OBJECTIVE = Check each line of the listing below for the word "земельных" and say how many lines have it. Nothing else should be written.

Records
'''

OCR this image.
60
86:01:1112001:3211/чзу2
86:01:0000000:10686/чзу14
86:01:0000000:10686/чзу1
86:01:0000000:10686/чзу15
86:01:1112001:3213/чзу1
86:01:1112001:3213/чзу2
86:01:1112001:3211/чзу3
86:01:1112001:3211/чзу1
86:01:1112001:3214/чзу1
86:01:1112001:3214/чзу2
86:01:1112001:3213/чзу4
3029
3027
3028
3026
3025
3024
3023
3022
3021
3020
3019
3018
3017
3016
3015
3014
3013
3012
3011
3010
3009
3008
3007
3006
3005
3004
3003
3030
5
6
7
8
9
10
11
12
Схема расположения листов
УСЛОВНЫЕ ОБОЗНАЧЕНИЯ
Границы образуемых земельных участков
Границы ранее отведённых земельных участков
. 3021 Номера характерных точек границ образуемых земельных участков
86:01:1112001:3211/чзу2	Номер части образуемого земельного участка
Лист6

'''

RESULT FOR THIS EXERCISE = 3